• Directions
Take the data that follows and retype it word for word.
— BEGIN —
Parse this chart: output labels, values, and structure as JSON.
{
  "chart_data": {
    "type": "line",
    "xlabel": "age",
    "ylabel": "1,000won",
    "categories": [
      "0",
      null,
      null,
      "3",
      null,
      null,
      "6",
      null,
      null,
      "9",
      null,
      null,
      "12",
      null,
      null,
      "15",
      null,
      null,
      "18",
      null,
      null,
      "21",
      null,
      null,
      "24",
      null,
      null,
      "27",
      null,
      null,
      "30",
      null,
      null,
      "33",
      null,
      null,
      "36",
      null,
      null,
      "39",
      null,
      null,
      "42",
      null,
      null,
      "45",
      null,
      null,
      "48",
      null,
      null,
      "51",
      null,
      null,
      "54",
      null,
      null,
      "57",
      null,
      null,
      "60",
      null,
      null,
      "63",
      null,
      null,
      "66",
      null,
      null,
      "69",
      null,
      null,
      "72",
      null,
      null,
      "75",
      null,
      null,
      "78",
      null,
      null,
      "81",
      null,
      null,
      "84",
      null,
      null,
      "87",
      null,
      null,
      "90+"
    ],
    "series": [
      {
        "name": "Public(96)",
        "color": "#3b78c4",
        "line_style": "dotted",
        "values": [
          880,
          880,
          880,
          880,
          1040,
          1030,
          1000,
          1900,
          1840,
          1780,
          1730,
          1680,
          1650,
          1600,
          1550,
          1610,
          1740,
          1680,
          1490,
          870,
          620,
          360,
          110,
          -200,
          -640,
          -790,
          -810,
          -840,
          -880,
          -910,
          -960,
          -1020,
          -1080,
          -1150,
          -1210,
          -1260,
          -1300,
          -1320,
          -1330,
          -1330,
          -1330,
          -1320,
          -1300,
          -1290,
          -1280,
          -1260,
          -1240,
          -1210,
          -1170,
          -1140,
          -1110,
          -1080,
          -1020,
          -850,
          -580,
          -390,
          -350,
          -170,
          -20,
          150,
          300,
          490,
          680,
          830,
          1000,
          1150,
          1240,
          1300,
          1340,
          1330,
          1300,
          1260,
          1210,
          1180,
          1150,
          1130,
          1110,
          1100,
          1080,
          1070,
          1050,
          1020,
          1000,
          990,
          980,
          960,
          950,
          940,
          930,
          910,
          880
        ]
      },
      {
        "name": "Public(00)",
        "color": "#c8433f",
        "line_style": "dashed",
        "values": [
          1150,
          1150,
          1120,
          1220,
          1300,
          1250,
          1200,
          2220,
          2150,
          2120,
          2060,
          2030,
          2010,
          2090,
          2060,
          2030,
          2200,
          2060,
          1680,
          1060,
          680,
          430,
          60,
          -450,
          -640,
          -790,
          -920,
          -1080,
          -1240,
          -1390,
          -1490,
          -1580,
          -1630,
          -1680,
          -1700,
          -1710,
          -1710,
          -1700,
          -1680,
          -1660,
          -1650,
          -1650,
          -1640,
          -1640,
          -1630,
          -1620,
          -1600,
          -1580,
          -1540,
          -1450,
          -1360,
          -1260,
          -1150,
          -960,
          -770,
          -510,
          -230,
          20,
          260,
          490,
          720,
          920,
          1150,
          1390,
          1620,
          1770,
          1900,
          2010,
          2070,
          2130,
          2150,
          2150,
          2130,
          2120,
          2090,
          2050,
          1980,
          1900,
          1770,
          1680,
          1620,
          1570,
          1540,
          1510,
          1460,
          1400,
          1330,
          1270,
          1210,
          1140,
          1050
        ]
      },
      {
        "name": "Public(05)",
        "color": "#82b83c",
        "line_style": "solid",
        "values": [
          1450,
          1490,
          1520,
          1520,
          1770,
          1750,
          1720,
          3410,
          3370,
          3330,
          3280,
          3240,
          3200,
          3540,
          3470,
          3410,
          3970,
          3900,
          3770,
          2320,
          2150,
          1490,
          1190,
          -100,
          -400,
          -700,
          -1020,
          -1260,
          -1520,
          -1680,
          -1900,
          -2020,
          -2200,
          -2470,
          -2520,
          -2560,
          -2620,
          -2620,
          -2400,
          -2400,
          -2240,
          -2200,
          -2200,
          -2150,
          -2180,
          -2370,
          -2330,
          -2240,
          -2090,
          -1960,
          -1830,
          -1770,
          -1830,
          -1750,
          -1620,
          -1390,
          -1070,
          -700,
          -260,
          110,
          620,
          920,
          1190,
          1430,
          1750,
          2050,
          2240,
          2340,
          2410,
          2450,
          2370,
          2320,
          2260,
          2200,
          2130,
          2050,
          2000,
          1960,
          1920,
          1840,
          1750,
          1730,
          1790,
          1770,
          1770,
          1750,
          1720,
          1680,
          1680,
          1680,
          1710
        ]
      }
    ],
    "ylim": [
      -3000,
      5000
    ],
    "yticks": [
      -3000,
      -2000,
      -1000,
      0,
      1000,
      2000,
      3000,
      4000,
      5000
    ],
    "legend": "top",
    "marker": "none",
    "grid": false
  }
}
— END —
• Response to the task
Parse this chart: output labels, values, and structure as JSON.
{
  "chart_data": {
    "type": "line",
    "xlabel": "age",
    "ylabel": "1,000won",
    "categories": [
      "0",
      null,
      null,
      "3",
      null,
      null,
      "6",
      null,
      null,
      "9",
      null,
      null,
      "12",
      null,
      null,
      "15",
      null,
      null,
      "18",
      null,
      null,
      "21",
      null,
      null,
      "24",
      null,
      null,
      "27",
      null,
      null,
      "30",
      null,
      null,
      "33",
      null,
      null,
      "36",
      null,
      null,
      "39",
      null,
      null,
      "42",
      null,
      null,
      "45",
      null,
      null,
      "48",
      null,
      null,
      "51",
      null,
      null,
      "54",
      null,
      null,
      "57",
      null,
      null,
      "60",
      null,
      null,
      "63",
      null,
      null,
      "66",
      null,
      null,
      "69",
      null,
      null,
      "72",
      null,
      null,
      "75",
      null,
      null,
      "78",
      null,
      null,
      "81",
      null,
      null,
      "84",
      null,
      null,
      "87",
      null,
      null,
      "90+"
    ],
    "series": [
      {
        "name": "Public(96)",
        "color": "#3b78c4",
        "line_style": "dotted",
        "values": [
          880,
          880,
          880,
          880,
          1040,
          1030,
          1000,
          1900,
          1840,
          1780,
          1730,
          1680,
          1650,
          1600,
          1550,
          1610,
          1740,
          1680,
          1490,
          870,
          620,
          360,
          110,
          -200,
          -640,
          -790,
          -810,
          -840,
          -880,
          -910,
          -960,
          -1020,
          -1080,
          -1150,
          -1210,
          -1260,
          -1300,
          -1320,
          -1330,
          -1330,
          -1330,
          -1320,
          -1300,
          -1290,
          -1280,
          -1260,
          -1240,
          -1210,
          -1170,
          -1140,
          -1110,
          -1080,
          -1020,
          -850,
          -580,
          -390,
          -350,
          -170,
          -20,
          150,
          300,
          490,
          680,
          830,
          1000,
          1150,
          1240,
          1300,
          1340,
          1330,
          1300,
          1260,
          1210,
          1180,
          1150,
          1130,
          1110,
          1100,
          1080,
          1070,
          1050,
          1020,
          1000,
          990,
          980,
          960,
          950,
          940,
          930,
          910,
          880
        ]
      },
      {
        "name": "Public(00)",
        "color": "#c8433f",
        "line_style": "dashed",
        "values": [
          1150,
          1150,
          1120,
          1220,
          1300,
          1250,
          1200,
          2220,
          2150,
          2120,
          2060,
          2030,
          2010,
          2090,
          2060,
          2030,
          2200,
          2060,
          1680,
          1060,
          680,
          430,
          60,
          -450,
          -640,
          -790,
          -920,
          -1080,
          -1240,
          -1390,
          -1490,
          -1580,
          -1630,
          -1680,
          -1700,
          -1710,
          -1710,
          -1700,
          -1680,
          -1660,
          -1650,
          -1650,
          -1640,
          -1640,
          -1630,
          -1620,
          -1600,
          -1580,
          -1540,
          -1450,
          -1360,
          -1260,
          -1150,
          -960,
          -770,
          -510,
          -230,
          20,
          260,
          490,
          720,
          920,
          1150,
          1390,
          1620,
          1770,
          1900,
          2010,
          2070,
          2130,
          2150,
          2150,
          2130,
          2120,
          2090,
          2050,
          1980,
          1900,
          1770,
          1680,
          1620,
          1570,
          1540,
          1510,
          1460,
          1400,
          1330,
          1270,
          1210,
          1140,
          1050
        ]
      },
      {
        "name": "Public(05)",
        "color": "#82b83c",
        "line_style": "solid",
        "values": [
          1450,
          1490,
          1520,
          1520,
          1770,
          1750,
          1720,
          3410,
          3370,
          3330,
          3280,
          3240,
          3200,
          3540,
          3470,
          3410,
          3970,
          3900,
          3770,
          2320,
          2150,
          1490,
          1190,
          -100,
          -400,
          -700,
          -1020,
          -1260,
          -1520,
          -1680,
          -1900,
          -2020,
          -2200,
          -2470,
          -2520,
          -2560,
          -2620,
          -2620,
          -2400,
          -2400,
          -2240,
          -2200,
          -2200,
          -2150,
          -2180,
          -2370,
          -2330,
          -2240,
          -2090,
          -1960,
          -1830,
          -1770,
          -1830,
          -1750,
          -1620,
          -1390,
          -1070,
          -700,
          -260,
          110,
          620,
          920,
          1190,
          1430,
          1750,
          2050,
          2240,
          2340,
          2410,
          2450,
          2370,
          2320,
          2260,
          2200,
          2130,
          2050,
          2000,
          1960,
          1920,
          1840,
          1750,
          1730,
          1790,
          1770,
          1770,
          1750,
          1720,
          1680,
          1680,
          1680,
          1710
        ]
      }
    ],
    "ylim": [
      -3000,
      5000
    ],
    "yticks": [
      -3000,
      -2000,
      -1000,
      0,
      1000,
      2000,
      3000,
      4000,
      5000
    ],
    "legend": "top",
    "marker": "none",
    "grid": false
  }
}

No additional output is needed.